▶ Prompt:
Identify each line below containing the string "this" and copy it.

Records from a collection of figures:
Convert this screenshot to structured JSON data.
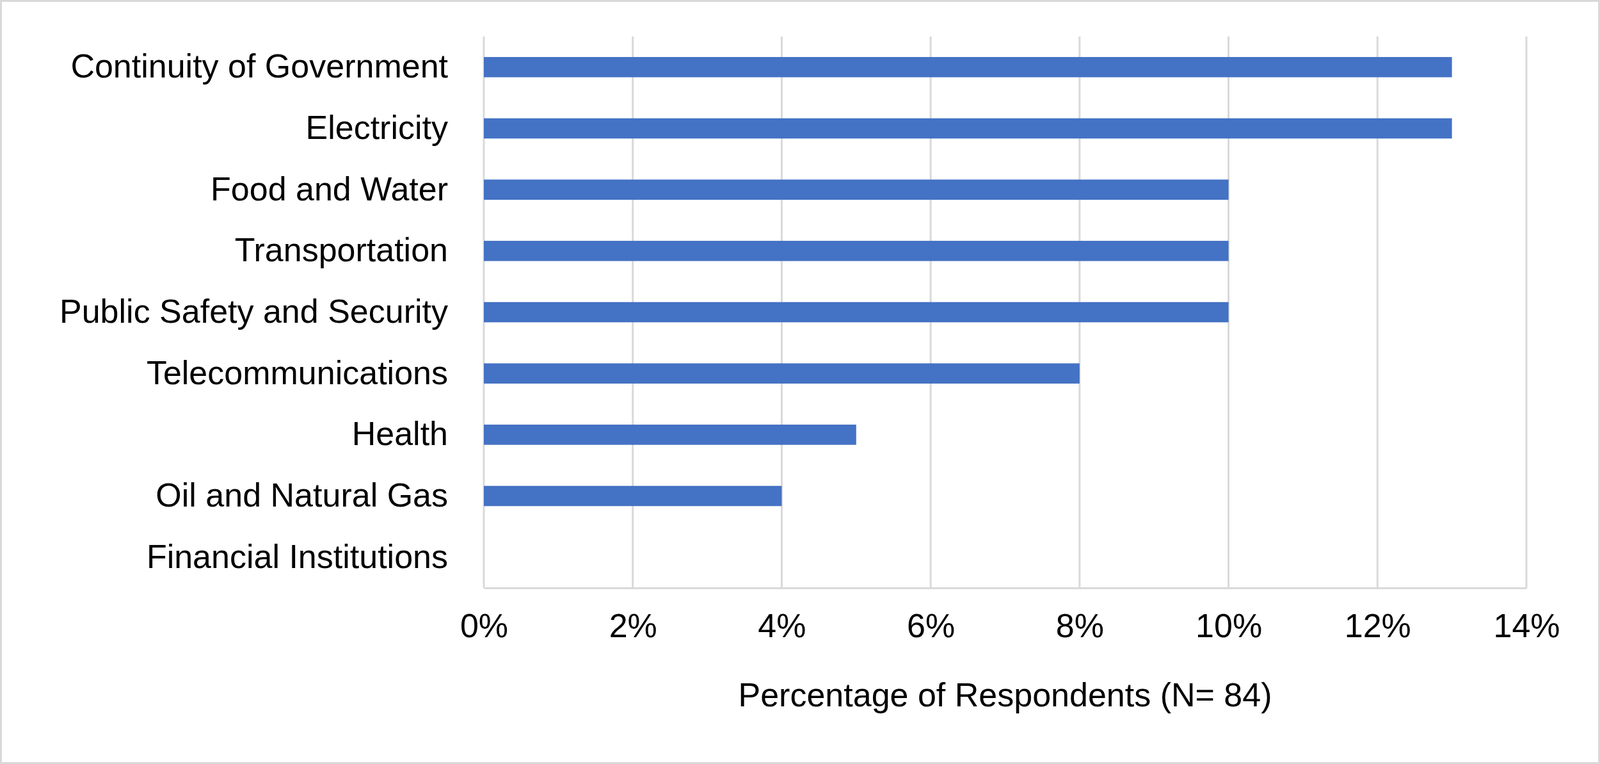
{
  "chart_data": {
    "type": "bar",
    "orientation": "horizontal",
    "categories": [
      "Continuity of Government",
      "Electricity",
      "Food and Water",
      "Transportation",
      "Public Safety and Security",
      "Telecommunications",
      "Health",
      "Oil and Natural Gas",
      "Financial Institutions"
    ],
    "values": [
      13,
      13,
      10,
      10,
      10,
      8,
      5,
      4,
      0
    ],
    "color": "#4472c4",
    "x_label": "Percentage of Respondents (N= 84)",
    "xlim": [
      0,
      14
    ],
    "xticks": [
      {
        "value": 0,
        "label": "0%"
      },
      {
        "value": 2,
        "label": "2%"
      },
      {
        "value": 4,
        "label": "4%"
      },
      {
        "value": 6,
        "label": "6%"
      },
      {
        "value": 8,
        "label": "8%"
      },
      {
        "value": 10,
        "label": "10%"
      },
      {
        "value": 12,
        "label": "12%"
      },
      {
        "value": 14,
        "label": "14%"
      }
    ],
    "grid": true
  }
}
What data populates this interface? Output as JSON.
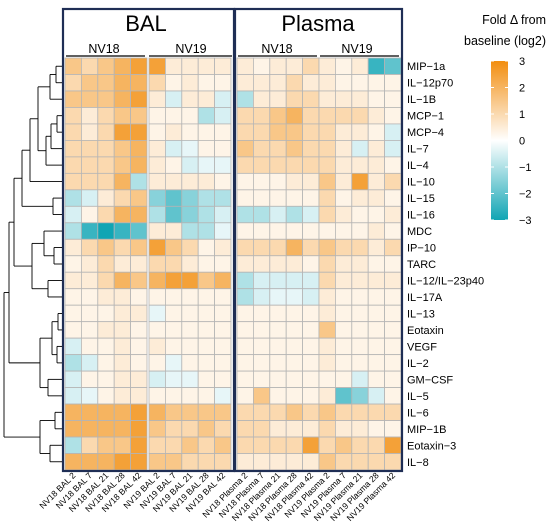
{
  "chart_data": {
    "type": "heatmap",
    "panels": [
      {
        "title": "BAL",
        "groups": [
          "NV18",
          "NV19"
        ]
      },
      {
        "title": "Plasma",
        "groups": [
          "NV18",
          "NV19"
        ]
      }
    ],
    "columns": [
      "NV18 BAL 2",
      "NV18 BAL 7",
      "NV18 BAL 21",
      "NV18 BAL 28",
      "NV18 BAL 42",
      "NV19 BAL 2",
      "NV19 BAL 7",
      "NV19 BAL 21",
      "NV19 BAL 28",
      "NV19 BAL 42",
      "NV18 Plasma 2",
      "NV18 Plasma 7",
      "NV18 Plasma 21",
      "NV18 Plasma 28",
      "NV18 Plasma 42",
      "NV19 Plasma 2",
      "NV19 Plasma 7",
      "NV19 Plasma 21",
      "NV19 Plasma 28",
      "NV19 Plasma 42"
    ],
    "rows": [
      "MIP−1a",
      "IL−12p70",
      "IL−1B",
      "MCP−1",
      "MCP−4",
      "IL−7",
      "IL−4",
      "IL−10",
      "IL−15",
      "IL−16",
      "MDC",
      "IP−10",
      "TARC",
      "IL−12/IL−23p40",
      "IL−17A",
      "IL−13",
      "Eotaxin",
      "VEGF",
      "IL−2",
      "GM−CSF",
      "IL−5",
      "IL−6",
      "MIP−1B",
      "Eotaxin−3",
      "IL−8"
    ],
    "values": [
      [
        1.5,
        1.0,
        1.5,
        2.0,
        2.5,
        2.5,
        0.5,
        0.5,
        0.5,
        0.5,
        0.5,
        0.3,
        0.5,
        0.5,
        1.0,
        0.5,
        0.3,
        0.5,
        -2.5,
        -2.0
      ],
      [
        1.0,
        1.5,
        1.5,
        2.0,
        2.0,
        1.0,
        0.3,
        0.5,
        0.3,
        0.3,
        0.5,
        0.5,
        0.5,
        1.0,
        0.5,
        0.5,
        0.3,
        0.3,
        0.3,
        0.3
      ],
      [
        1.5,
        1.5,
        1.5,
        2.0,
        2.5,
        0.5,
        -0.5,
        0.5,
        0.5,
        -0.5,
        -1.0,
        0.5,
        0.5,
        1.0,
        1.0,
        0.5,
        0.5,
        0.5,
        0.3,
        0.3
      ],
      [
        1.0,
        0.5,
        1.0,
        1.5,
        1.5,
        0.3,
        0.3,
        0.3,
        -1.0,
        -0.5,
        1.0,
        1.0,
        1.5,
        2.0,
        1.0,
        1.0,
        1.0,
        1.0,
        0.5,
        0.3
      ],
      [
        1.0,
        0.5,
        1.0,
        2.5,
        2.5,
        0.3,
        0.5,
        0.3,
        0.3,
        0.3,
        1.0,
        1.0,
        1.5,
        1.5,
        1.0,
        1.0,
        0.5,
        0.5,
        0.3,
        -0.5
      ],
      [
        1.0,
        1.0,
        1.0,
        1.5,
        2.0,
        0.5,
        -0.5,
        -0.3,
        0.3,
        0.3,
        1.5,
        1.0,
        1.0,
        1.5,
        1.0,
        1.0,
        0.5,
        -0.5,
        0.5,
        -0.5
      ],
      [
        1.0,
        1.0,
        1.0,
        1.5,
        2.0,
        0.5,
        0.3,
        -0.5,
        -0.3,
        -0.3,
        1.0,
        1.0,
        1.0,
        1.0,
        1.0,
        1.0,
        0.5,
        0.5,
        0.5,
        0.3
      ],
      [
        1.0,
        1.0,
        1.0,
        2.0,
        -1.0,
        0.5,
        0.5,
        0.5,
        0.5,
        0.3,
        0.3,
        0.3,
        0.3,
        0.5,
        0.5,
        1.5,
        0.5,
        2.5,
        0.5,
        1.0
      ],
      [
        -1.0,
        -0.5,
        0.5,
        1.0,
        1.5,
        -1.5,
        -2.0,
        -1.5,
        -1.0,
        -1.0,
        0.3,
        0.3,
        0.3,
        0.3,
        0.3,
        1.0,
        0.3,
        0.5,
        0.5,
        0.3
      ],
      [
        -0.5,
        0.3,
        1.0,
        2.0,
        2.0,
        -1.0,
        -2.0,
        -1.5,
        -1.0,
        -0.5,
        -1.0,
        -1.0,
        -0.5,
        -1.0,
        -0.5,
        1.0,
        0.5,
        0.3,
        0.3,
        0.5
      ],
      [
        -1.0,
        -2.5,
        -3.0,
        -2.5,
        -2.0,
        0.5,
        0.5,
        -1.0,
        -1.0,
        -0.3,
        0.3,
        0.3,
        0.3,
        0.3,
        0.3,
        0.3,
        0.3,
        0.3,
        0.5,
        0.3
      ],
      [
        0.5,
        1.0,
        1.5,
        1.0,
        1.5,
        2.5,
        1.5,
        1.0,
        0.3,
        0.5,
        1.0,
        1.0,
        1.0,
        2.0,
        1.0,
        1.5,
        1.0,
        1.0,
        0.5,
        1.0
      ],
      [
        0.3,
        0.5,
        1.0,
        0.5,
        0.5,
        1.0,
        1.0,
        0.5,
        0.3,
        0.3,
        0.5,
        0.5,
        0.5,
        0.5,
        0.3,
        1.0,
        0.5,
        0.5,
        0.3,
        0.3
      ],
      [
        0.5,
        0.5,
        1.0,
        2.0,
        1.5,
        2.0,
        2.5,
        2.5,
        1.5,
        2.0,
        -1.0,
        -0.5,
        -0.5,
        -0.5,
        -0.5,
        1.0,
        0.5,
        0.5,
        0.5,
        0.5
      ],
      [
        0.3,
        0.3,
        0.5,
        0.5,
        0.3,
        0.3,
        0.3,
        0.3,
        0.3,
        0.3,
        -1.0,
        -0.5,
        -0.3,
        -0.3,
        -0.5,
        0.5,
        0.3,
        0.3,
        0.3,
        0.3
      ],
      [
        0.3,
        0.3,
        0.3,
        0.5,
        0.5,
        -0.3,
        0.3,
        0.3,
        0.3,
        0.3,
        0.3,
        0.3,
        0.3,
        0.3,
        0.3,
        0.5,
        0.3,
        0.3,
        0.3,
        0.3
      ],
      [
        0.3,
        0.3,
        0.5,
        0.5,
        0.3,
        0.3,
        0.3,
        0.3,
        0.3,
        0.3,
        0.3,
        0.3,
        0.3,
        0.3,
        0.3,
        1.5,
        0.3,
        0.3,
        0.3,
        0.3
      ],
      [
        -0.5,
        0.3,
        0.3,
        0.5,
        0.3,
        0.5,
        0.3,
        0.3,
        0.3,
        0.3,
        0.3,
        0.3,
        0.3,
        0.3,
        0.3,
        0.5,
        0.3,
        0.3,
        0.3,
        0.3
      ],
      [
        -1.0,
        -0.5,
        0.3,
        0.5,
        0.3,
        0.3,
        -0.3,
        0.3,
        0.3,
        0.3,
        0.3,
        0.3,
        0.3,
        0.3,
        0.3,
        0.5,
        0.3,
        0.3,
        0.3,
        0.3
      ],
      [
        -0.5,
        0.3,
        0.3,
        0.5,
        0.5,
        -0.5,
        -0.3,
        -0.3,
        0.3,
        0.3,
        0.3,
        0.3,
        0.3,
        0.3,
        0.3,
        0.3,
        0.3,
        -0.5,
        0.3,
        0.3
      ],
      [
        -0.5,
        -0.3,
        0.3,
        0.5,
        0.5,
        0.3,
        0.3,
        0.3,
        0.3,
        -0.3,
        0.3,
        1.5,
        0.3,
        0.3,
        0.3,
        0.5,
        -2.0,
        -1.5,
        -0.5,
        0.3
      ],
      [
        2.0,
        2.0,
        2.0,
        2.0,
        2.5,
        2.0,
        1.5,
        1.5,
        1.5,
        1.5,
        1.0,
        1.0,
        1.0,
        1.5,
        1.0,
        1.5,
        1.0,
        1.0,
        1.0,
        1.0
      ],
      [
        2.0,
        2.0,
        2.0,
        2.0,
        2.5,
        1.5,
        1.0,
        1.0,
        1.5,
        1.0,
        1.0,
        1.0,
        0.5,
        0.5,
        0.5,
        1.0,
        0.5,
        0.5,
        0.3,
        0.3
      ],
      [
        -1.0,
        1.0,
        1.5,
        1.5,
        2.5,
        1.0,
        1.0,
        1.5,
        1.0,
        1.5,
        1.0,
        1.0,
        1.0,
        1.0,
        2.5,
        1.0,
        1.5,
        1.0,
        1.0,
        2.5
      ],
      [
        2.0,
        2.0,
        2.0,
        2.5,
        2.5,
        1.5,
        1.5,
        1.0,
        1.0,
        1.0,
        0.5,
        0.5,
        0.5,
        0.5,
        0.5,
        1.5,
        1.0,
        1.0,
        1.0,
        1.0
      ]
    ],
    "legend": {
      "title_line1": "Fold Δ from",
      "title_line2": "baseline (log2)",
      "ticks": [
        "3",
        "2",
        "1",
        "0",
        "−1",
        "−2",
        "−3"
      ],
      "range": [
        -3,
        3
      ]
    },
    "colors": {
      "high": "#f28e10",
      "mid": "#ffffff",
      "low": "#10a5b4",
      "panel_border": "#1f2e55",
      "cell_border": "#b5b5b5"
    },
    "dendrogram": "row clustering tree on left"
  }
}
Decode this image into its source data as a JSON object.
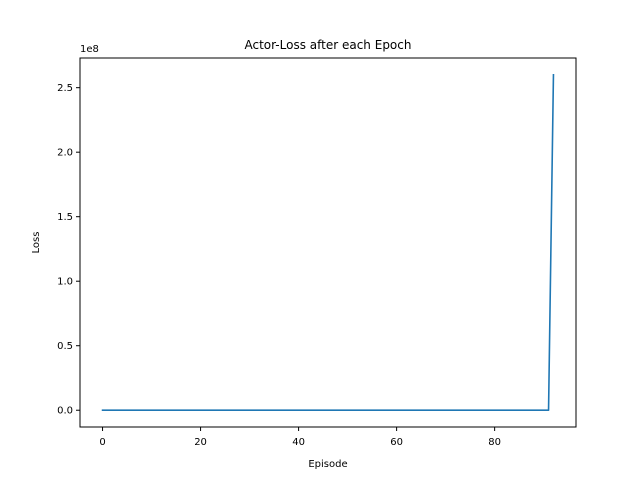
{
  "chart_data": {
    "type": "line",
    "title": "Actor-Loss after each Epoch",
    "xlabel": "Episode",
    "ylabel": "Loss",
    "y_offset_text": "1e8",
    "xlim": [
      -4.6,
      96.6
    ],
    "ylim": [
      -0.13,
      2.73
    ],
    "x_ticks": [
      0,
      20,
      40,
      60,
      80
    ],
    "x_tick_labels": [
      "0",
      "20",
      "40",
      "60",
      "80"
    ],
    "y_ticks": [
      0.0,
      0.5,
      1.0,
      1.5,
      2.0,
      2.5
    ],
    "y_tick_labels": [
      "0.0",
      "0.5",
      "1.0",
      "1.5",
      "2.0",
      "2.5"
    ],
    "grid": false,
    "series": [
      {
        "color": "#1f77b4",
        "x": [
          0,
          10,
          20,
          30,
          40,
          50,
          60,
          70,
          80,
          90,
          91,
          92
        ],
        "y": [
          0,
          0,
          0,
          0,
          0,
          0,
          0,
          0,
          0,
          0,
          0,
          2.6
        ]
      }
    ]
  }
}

▶ The completed task:
Convert this screenshot to structured JSON data.
What data populates this interface? Output as JSON.
Decode this image into its source data as a JSON object.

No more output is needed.